Challenge —
Write out the records from the line containing "Decompose this screenshot" through the line containing "page-title: Protecting Children", both included, leaving out the pictures.

Data shown —

========================

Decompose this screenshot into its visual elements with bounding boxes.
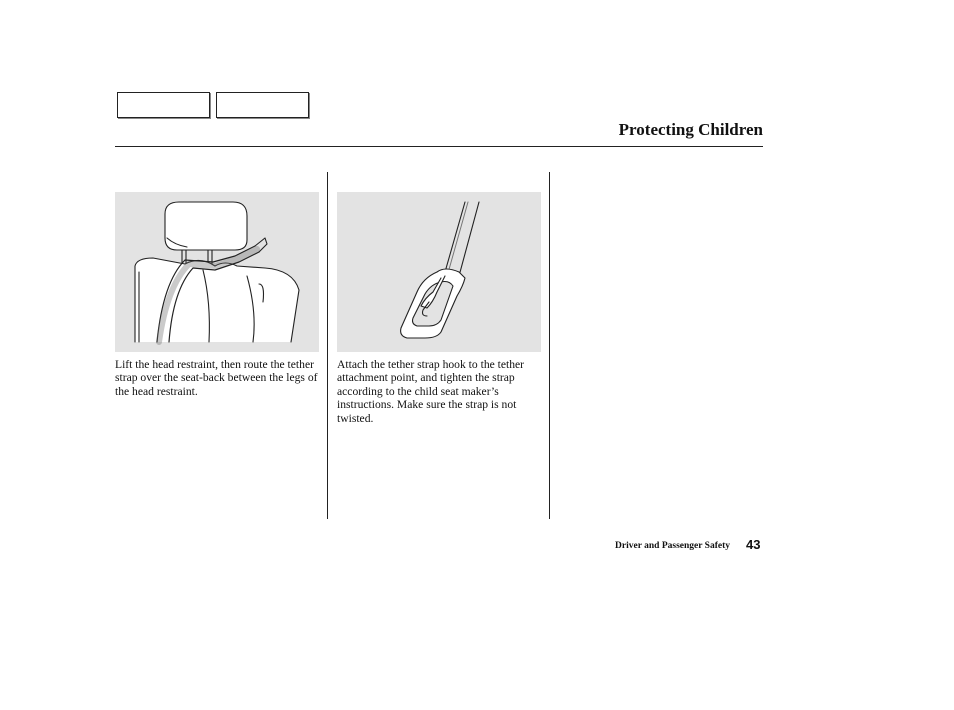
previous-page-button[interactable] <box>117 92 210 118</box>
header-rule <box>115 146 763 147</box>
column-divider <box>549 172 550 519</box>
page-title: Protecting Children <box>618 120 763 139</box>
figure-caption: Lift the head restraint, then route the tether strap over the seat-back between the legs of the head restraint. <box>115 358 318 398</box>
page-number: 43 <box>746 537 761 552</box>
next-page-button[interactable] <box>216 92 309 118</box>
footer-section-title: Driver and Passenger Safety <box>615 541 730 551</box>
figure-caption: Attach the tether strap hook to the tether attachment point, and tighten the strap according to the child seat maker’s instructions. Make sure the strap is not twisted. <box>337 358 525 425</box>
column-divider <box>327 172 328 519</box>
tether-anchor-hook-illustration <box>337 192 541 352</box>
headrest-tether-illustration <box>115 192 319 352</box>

========================

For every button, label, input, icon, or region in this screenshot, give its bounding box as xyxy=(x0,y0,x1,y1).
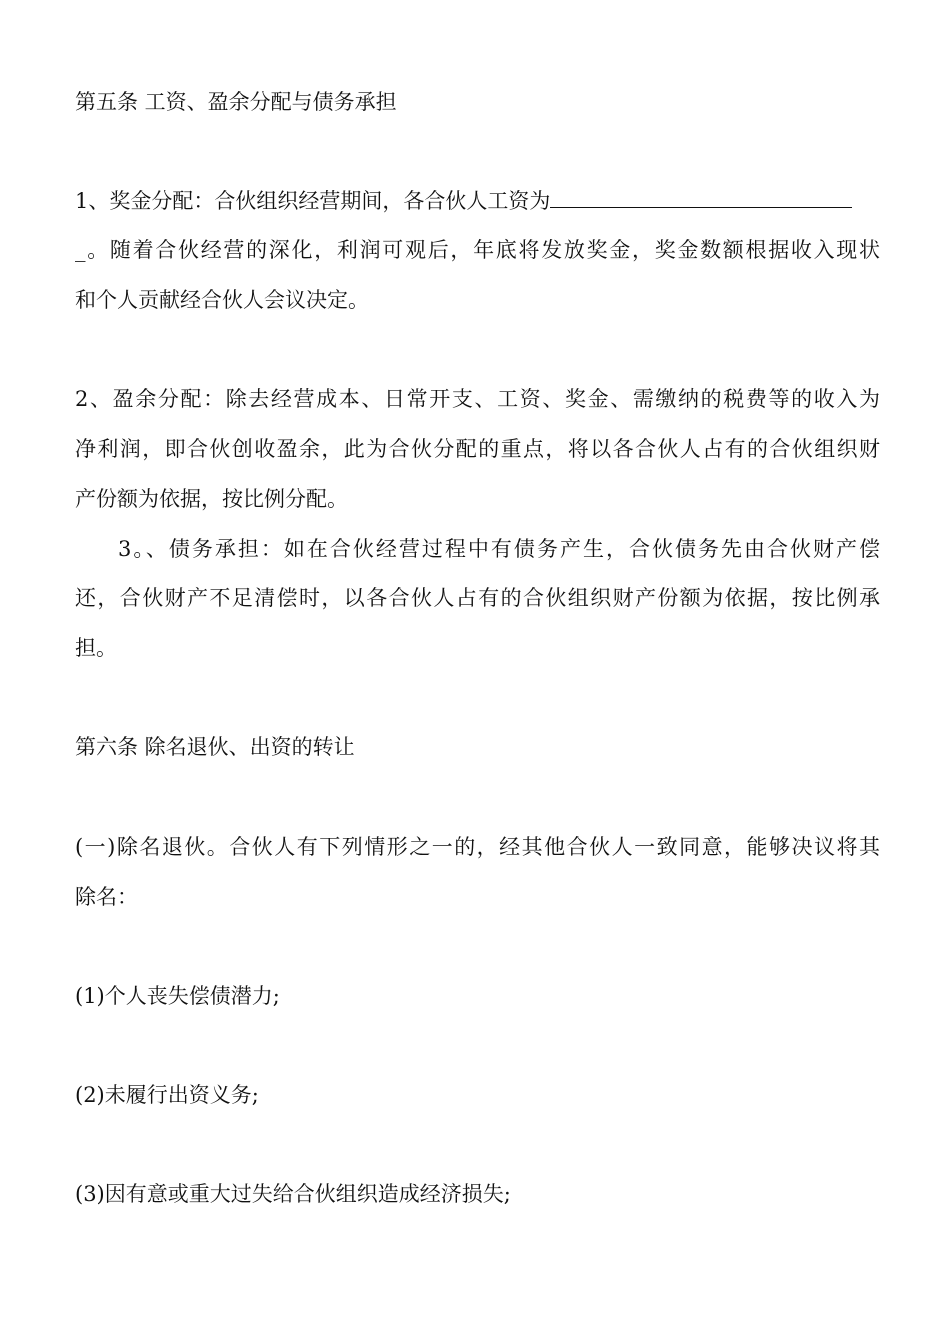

========================

Task answer —
Decompose this screenshot into its visual elements with bounding boxes.
previous-page-button[interactable] <box>117 92 210 118</box>
header-rule <box>115 146 763 147</box>
column-divider <box>549 172 550 519</box>
page-title: Protecting Children <box>618 120 763 139</box>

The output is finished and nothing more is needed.